* begin Dataset records *

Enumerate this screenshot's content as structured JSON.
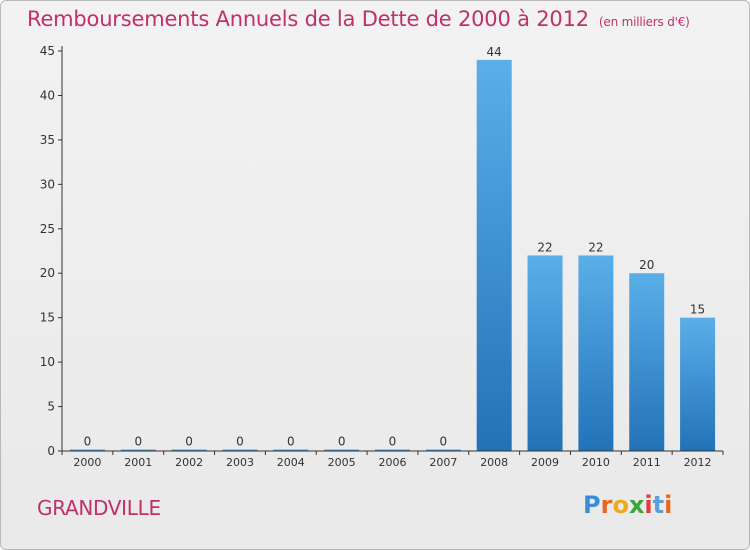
{
  "header": {
    "title": "Remboursements Annuels de la Dette de 2000 à 2012",
    "subtitle": "(en milliers d'€)"
  },
  "footer": {
    "city": "GRANDVILLE",
    "logo_letters": [
      "P",
      "r",
      "o",
      "x",
      "i",
      "t",
      "i"
    ],
    "logo_colors": [
      "#3a8ed8",
      "#e8671e",
      "#f2a81d",
      "#3aa63a",
      "#e23b3b",
      "#5b9fd8",
      "#e8671e"
    ]
  },
  "colors": {
    "bar_top": "#5aafe8",
    "bar_bottom": "#2272b8",
    "axis": "#333333",
    "title": "#c0306a"
  },
  "chart_data": {
    "type": "bar",
    "categories": [
      "2000",
      "2001",
      "2002",
      "2003",
      "2004",
      "2005",
      "2006",
      "2007",
      "2008",
      "2009",
      "2010",
      "2011",
      "2012"
    ],
    "values": [
      0,
      0,
      0,
      0,
      0,
      0,
      0,
      0,
      44,
      22,
      22,
      20,
      15
    ],
    "data_labels": [
      "0",
      "0",
      "0",
      "0",
      "0",
      "0",
      "0",
      "0",
      "44",
      "22",
      "22",
      "20",
      "15"
    ],
    "ylim": [
      0,
      45
    ],
    "yticks": [
      0,
      5,
      10,
      15,
      20,
      25,
      30,
      35,
      40,
      45
    ],
    "grid": false,
    "xlabel": "",
    "ylabel": ""
  }
}
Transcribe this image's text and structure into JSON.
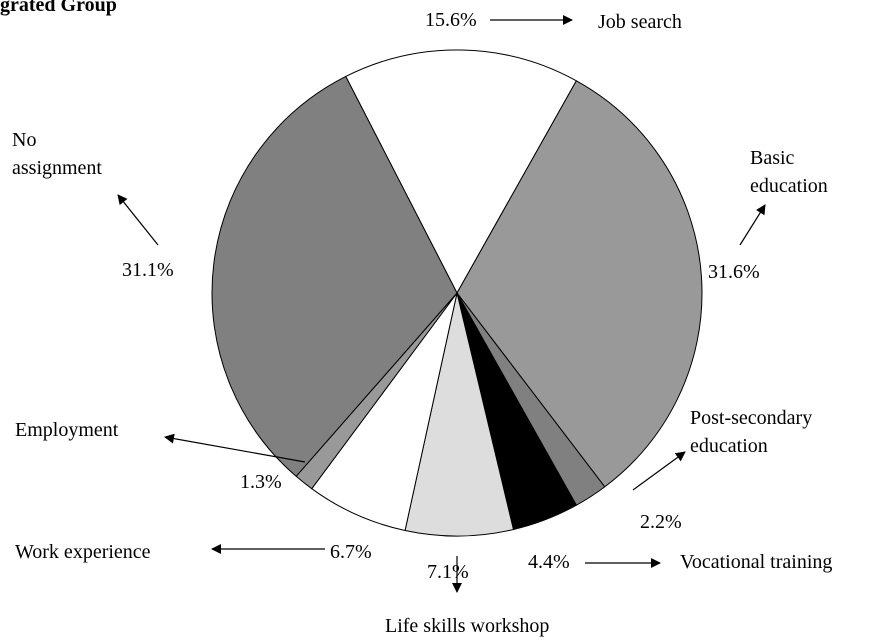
{
  "chart_data": {
    "type": "pie",
    "title": "grated Group",
    "categories": [
      "Job search",
      "Basic education",
      "Post-secondary education",
      "Vocational training",
      "Life skills workshop",
      "Work experience",
      "Employment",
      "No assignment"
    ],
    "values": [
      15.6,
      31.6,
      2.2,
      4.4,
      7.1,
      6.7,
      1.3,
      31.1
    ],
    "value_labels": [
      "15.6%",
      "31.6%",
      "2.2%",
      "4.4%",
      "7.1%",
      "6.7%",
      "1.3%",
      "31.1%"
    ],
    "colors": [
      "#ffffff",
      "#999999",
      "#808080",
      "#000000",
      "#dddddd",
      "#ffffff",
      "#999999",
      "#808080"
    ]
  }
}
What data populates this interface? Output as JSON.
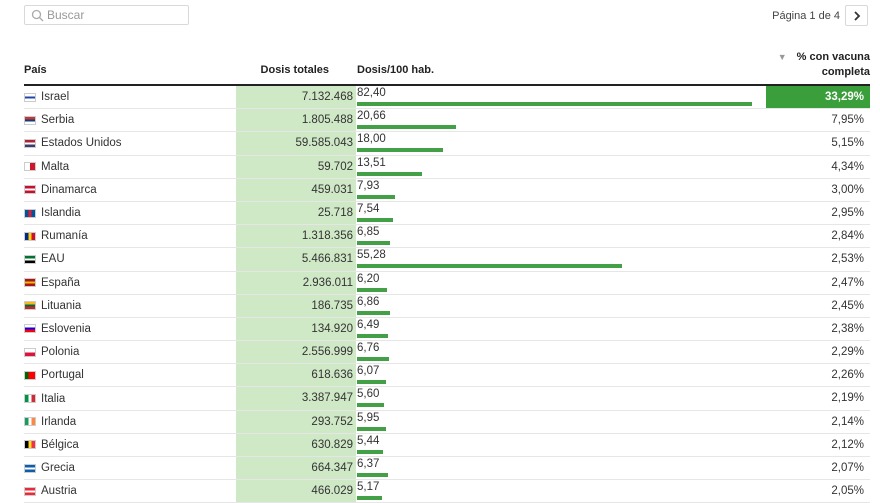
{
  "search": {
    "placeholder": "Buscar"
  },
  "pager": {
    "label": "Página 1 de 4"
  },
  "columns": {
    "country": "País",
    "total_doses": "Dosis totales",
    "per100": "Dosis/100 hab.",
    "pct_full_line1": "% con vacuna",
    "pct_full_line2": "completa"
  },
  "colors": {
    "bar": "#43a047",
    "doses_bg": "#cfe8c6",
    "pct_high": "#3a9e3a"
  },
  "chart_data": {
    "type": "table",
    "sorted_by": "% con vacuna completa",
    "sort_order": "descending",
    "rows": [
      {
        "country": "Israel",
        "total_doses": "7.132.468",
        "per100": 82.4,
        "per100_label": "82,40",
        "pct_full": 33.29,
        "pct_label": "33,29%",
        "flag": [
          "#ffffff",
          "#1f47a8",
          "#ffffff"
        ],
        "flag_dir": "h"
      },
      {
        "country": "Serbia",
        "total_doses": "1.805.488",
        "per100": 20.66,
        "per100_label": "20,66",
        "pct_full": 7.95,
        "pct_label": "7,95%",
        "flag": [
          "#c6363c",
          "#0c4076",
          "#ffffff"
        ],
        "flag_dir": "h"
      },
      {
        "country": "Estados Unidos",
        "total_doses": "59.585.043",
        "per100": 18.0,
        "per100_label": "18,00",
        "pct_full": 5.15,
        "pct_label": "5,15%",
        "flag": [
          "#b22234",
          "#ffffff",
          "#3c3b6e"
        ],
        "flag_dir": "h"
      },
      {
        "country": "Malta",
        "total_doses": "59.702",
        "per100": 13.51,
        "per100_label": "13,51",
        "pct_full": 4.34,
        "pct_label": "4,34%",
        "flag": [
          "#ffffff",
          "#cf142b"
        ],
        "flag_dir": "v"
      },
      {
        "country": "Dinamarca",
        "total_doses": "459.031",
        "per100": 7.93,
        "per100_label": "7,93",
        "pct_full": 3.0,
        "pct_label": "3,00%",
        "flag": [
          "#c8102e",
          "#ffffff",
          "#c8102e"
        ],
        "flag_dir": "h"
      },
      {
        "country": "Islandia",
        "total_doses": "25.718",
        "per100": 7.54,
        "per100_label": "7,54",
        "pct_full": 2.95,
        "pct_label": "2,95%",
        "flag": [
          "#02529c",
          "#dc1e35",
          "#02529c"
        ],
        "flag_dir": "v"
      },
      {
        "country": "Rumanía",
        "total_doses": "1.318.356",
        "per100": 6.85,
        "per100_label": "6,85",
        "pct_full": 2.84,
        "pct_label": "2,84%",
        "flag": [
          "#002b7f",
          "#fcd116",
          "#ce1126"
        ],
        "flag_dir": "v"
      },
      {
        "country": "EAU",
        "total_doses": "5.466.831",
        "per100": 55.28,
        "per100_label": "55,28",
        "pct_full": 2.53,
        "pct_label": "2,53%",
        "flag": [
          "#00732f",
          "#ffffff",
          "#000000"
        ],
        "flag_dir": "h"
      },
      {
        "country": "España",
        "total_doses": "2.936.011",
        "per100": 6.2,
        "per100_label": "6,20",
        "pct_full": 2.47,
        "pct_label": "2,47%",
        "flag": [
          "#aa151b",
          "#f1bf00",
          "#aa151b"
        ],
        "flag_dir": "h"
      },
      {
        "country": "Lituania",
        "total_doses": "186.735",
        "per100": 6.86,
        "per100_label": "6,86",
        "pct_full": 2.45,
        "pct_label": "2,45%",
        "flag": [
          "#fdb913",
          "#006a44",
          "#c1272d"
        ],
        "flag_dir": "h"
      },
      {
        "country": "Eslovenia",
        "total_doses": "134.920",
        "per100": 6.49,
        "per100_label": "6,49",
        "pct_full": 2.38,
        "pct_label": "2,38%",
        "flag": [
          "#ffffff",
          "#0000ff",
          "#ff0000"
        ],
        "flag_dir": "h"
      },
      {
        "country": "Polonia",
        "total_doses": "2.556.999",
        "per100": 6.76,
        "per100_label": "6,76",
        "pct_full": 2.29,
        "pct_label": "2,29%",
        "flag": [
          "#ffffff",
          "#dc143c"
        ],
        "flag_dir": "h"
      },
      {
        "country": "Portugal",
        "total_doses": "618.636",
        "per100": 6.07,
        "per100_label": "6,07",
        "pct_full": 2.26,
        "pct_label": "2,26%",
        "flag": [
          "#006600",
          "#ff0000",
          "#ff0000"
        ],
        "flag_dir": "v"
      },
      {
        "country": "Italia",
        "total_doses": "3.387.947",
        "per100": 5.6,
        "per100_label": "5,60",
        "pct_full": 2.19,
        "pct_label": "2,19%",
        "flag": [
          "#009246",
          "#ffffff",
          "#ce2b37"
        ],
        "flag_dir": "v"
      },
      {
        "country": "Irlanda",
        "total_doses": "293.752",
        "per100": 5.95,
        "per100_label": "5,95",
        "pct_full": 2.14,
        "pct_label": "2,14%",
        "flag": [
          "#169b62",
          "#ffffff",
          "#ff883e"
        ],
        "flag_dir": "v"
      },
      {
        "country": "Bélgica",
        "total_doses": "630.829",
        "per100": 5.44,
        "per100_label": "5,44",
        "pct_full": 2.12,
        "pct_label": "2,12%",
        "flag": [
          "#000000",
          "#fdda24",
          "#ef3340"
        ],
        "flag_dir": "v"
      },
      {
        "country": "Grecia",
        "total_doses": "664.347",
        "per100": 6.37,
        "per100_label": "6,37",
        "pct_full": 2.07,
        "pct_label": "2,07%",
        "flag": [
          "#0d5eaf",
          "#ffffff",
          "#0d5eaf"
        ],
        "flag_dir": "h"
      },
      {
        "country": "Austria",
        "total_doses": "466.029",
        "per100": 5.17,
        "per100_label": "5,17",
        "pct_full": 2.05,
        "pct_label": "2,05%",
        "flag": [
          "#ed2939",
          "#ffffff",
          "#ed2939"
        ],
        "flag_dir": "h"
      }
    ]
  }
}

* end Dataset records *

What is required: Determine how many lines include the string "Dosis". Give no answer but the number.

Solved problem: 2